:: Dataset extract

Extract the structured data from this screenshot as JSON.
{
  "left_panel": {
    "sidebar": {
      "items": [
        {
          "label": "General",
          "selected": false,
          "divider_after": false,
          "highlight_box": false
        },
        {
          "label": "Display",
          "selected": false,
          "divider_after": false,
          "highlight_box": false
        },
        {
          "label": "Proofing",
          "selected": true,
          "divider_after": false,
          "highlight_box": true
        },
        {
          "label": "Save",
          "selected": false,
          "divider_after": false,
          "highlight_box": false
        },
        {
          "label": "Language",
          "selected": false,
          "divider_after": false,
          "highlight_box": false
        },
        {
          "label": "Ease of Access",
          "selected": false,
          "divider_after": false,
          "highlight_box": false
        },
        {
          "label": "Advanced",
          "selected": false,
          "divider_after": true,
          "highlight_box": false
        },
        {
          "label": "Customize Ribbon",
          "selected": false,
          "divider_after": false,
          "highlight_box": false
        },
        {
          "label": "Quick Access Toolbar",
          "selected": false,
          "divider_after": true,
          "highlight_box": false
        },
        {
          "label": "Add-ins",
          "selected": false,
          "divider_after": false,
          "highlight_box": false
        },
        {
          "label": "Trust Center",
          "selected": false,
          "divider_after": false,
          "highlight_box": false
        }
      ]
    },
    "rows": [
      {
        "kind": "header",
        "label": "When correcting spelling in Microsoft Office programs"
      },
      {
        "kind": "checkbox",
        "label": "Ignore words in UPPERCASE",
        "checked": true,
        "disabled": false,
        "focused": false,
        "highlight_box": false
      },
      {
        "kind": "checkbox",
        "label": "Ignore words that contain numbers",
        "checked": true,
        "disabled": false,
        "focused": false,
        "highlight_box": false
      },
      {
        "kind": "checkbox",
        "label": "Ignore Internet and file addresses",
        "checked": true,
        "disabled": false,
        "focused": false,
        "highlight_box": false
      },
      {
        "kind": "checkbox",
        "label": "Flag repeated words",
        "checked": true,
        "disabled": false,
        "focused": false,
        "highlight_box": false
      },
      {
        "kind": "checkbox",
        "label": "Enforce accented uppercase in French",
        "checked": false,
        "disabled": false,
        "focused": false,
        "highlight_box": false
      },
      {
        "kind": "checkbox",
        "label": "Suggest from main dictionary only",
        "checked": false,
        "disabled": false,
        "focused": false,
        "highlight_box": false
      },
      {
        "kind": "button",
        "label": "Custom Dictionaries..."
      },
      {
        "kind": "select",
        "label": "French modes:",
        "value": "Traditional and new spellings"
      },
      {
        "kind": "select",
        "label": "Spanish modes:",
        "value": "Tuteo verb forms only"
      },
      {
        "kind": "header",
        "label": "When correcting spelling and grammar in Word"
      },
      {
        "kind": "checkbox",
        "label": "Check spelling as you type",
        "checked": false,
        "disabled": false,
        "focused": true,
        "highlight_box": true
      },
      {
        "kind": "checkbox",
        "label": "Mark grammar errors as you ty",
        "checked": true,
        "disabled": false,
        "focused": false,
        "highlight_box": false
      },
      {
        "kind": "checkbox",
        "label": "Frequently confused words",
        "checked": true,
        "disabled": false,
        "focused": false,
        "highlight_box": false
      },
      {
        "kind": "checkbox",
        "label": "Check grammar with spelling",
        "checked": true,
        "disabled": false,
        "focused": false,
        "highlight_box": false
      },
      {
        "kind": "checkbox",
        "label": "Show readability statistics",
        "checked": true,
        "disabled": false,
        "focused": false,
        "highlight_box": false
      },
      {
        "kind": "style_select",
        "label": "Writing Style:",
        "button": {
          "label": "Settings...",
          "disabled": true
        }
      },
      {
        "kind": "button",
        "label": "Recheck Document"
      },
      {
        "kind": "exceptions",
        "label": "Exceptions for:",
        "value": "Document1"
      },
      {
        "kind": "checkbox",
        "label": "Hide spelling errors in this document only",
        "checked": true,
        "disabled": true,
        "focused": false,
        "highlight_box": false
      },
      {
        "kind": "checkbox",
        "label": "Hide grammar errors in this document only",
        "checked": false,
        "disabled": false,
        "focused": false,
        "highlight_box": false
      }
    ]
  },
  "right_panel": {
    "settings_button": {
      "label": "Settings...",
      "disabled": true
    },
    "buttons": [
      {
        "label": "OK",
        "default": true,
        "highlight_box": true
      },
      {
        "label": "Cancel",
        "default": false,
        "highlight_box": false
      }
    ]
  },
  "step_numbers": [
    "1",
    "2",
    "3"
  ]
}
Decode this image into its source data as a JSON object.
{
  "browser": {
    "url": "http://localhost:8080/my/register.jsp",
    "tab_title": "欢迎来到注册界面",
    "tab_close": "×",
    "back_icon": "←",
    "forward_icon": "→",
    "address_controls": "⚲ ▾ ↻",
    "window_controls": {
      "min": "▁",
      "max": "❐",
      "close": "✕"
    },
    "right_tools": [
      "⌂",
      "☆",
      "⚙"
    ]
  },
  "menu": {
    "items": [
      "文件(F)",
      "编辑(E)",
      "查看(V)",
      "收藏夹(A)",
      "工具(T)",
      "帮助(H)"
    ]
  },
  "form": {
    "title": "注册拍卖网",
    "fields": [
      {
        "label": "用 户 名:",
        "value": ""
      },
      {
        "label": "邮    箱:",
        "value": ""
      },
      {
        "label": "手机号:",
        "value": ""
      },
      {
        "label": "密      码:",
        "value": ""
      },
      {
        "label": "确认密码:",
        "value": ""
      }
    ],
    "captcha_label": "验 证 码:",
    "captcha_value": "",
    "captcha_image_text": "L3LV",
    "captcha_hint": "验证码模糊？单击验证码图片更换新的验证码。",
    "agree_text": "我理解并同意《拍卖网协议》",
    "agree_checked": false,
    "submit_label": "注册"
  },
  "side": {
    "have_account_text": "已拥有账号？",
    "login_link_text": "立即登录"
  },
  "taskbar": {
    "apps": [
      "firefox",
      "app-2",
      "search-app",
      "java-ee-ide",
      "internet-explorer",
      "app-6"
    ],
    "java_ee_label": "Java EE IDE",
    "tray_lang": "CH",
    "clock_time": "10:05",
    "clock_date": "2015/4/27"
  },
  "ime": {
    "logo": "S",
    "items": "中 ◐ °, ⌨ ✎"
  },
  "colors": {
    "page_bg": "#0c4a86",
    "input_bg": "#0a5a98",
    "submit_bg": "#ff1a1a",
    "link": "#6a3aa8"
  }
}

::::

**The exercise:**
Recopy all the lines exactly as they appear.

**Full output:**
Extract the structured data from this screenshot as JSON.
{
  "left_panel": {
    "sidebar": {
      "items": [
        {
          "label": "General",
          "selected": false,
          "divider_after": false,
          "highlight_box": false
        },
        {
          "label": "Display",
          "selected": false,
          "divider_after": false,
          "highlight_box": false
        },
        {
          "label": "Proofing",
          "selected": true,
          "divider_after": false,
          "highlight_box": true
        },
        {
          "label": "Save",
          "selected": false,
          "divider_after": false,
          "highlight_box": false
        },
        {
          "label": "Language",
          "selected": false,
          "divider_after": false,
          "highlight_box": false
        },
        {
          "label": "Ease of Access",
          "selected": false,
          "divider_after": false,
          "highlight_box": false
        },
        {
          "label": "Advanced",
          "selected": false,
          "divider_after": true,
          "highlight_box": false
        },
        {
          "label": "Customize Ribbon",
          "selected": false,
          "divider_after": false,
          "highlight_box": false
        },
        {
          "label": "Quick Access Toolbar",
          "selected": false,
          "divider_after": true,
          "highlight_box": false
        },
        {
          "label": "Add-ins",
          "selected": false,
          "divider_after": false,
          "highlight_box": false
        },
        {
          "label": "Trust Center",
          "selected": false,
          "divider_after": false,
          "highlight_box": false
        }
      ]
    },
    "rows": [
      {
        "kind": "header",
        "label": "When correcting spelling in Microsoft Office programs"
      },
      {
        "kind": "checkbox",
        "label": "Ignore words in UPPERCASE",
        "checked": true,
        "disabled": false,
        "focused": false,
        "highlight_box": false
      },
      {
        "kind": "checkbox",
        "label": "Ignore words that contain numbers",
        "checked": true,
        "disabled": false,
        "focused": false,
        "highlight_box": false
      },
      {
        "kind": "checkbox",
        "label": "Ignore Internet and file addresses",
        "checked": true,
        "disabled": false,
        "focused": false,
        "highlight_box": false
      },
      {
        "kind": "checkbox",
        "label": "Flag repeated words",
        "checked": true,
        "disabled": false,
        "focused": false,
        "highlight_box": false
      },
      {
        "kind": "checkbox",
        "label": "Enforce accented uppercase in French",
        "checked": false,
        "disabled": false,
        "focused": false,
        "highlight_box": false
      },
      {
        "kind": "checkbox",
        "label": "Suggest from main dictionary only",
        "checked": false,
        "disabled": false,
        "focused": false,
        "highlight_box": false
      },
      {
        "kind": "button",
        "label": "Custom Dictionaries..."
      },
      {
        "kind": "select",
        "label": "French modes:",
        "value": "Traditional and new spellings"
      },
      {
        "kind": "select",
        "label": "Spanish modes:",
        "value": "Tuteo verb forms only"
      },
      {
        "kind": "header",
        "label": "When correcting spelling and grammar in Word"
      },
      {
        "kind": "checkbox",
        "label": "Check spelling as you type",
        "checked": false,
        "disabled": false,
        "focused": true,
        "highlight_box": true
      },
      {
        "kind": "checkbox",
        "label": "Mark grammar errors as you ty",
        "checked": true,
        "disabled": false,
        "focused": false,
        "highlight_box": false
      },
      {
        "kind": "checkbox",
        "label": "Frequently confused words",
        "checked": true,
        "disabled": false,
        "focused": false,
        "highlight_box": false
      },
      {
        "kind": "checkbox",
        "label": "Check grammar with spelling",
        "checked": true,
        "disabled": false,
        "focused": false,
        "highlight_box": false
      },
      {
        "kind": "checkbox",
        "label": "Show readability statistics",
        "checked": true,
        "disabled": false,
        "focused": false,
        "highlight_box": false
      },
      {
        "kind": "style_select",
        "label": "Writing Style:",
        "button": {
          "label": "Settings...",
          "disabled": true
        }
      },
      {
        "kind": "button",
        "label": "Recheck Document"
      },
      {
        "kind": "exceptions",
        "label": "Exceptions for:",
        "value": "Document1"
      },
      {
        "kind": "checkbox",
        "label": "Hide spelling errors in this document only",
        "checked": true,
        "disabled": true,
        "focused": false,
        "highlight_box": false
      },
      {
        "kind": "checkbox",
        "label": "Hide grammar errors in this document only",
        "checked": false,
        "disabled": false,
        "focused": false,
        "highlight_box": false
      }
    ]
  },
  "right_panel": {
    "settings_button": {
      "label": "Settings...",
      "disabled": true
    },
    "buttons": [
      {
        "label": "OK",
        "default": true,
        "highlight_box": true
      },
      {
        "label": "Cancel",
        "default": false,
        "highlight_box": false
      }
    ]
  },
  "step_numbers": [
    "1",
    "2",
    "3"
  ]
}
Decode this image into its source data as a JSON object.
{
  "browser": {
    "url": "http://localhost:8080/my/register.jsp",
    "tab_title": "欢迎来到注册界面",
    "tab_close": "×",
    "back_icon": "←",
    "forward_icon": "→",
    "address_controls": "⚲ ▾ ↻",
    "window_controls": {
      "min": "▁",
      "max": "❐",
      "close": "✕"
    },
    "right_tools": [
      "⌂",
      "☆",
      "⚙"
    ]
  },
  "menu": {
    "items": [
      "文件(F)",
      "编辑(E)",
      "查看(V)",
      "收藏夹(A)",
      "工具(T)",
      "帮助(H)"
    ]
  },
  "form": {
    "title": "注册拍卖网",
    "fields": [
      {
        "label": "用 户 名:",
        "value": ""
      },
      {
        "label": "邮    箱:",
        "value": ""
      },
      {
        "label": "手机号:",
        "value": ""
      },
      {
        "label": "密      码:",
        "value": ""
      },
      {
        "label": "确认密码:",
        "value": ""
      }
    ],
    "captcha_label": "验 证 码:",
    "captcha_value": "",
    "captcha_image_text": "L3LV",
    "captcha_hint": "验证码模糊？单击验证码图片更换新的验证码。",
    "agree_text": "我理解并同意《拍卖网协议》",
    "agree_checked": false,
    "submit_label": "注册"
  },
  "side": {
    "have_account_text": "已拥有账号？",
    "login_link_text": "立即登录"
  },
  "taskbar": {
    "apps": [
      "firefox",
      "app-2",
      "search-app",
      "java-ee-ide",
      "internet-explorer",
      "app-6"
    ],
    "java_ee_label": "Java EE IDE",
    "tray_lang": "CH",
    "clock_time": "10:05",
    "clock_date": "2015/4/27"
  },
  "ime": {
    "logo": "S",
    "items": "中 ◐ °, ⌨ ✎"
  },
  "colors": {
    "page_bg": "#0c4a86",
    "input_bg": "#0a5a98",
    "submit_bg": "#ff1a1a",
    "link": "#6a3aa8"
  }
}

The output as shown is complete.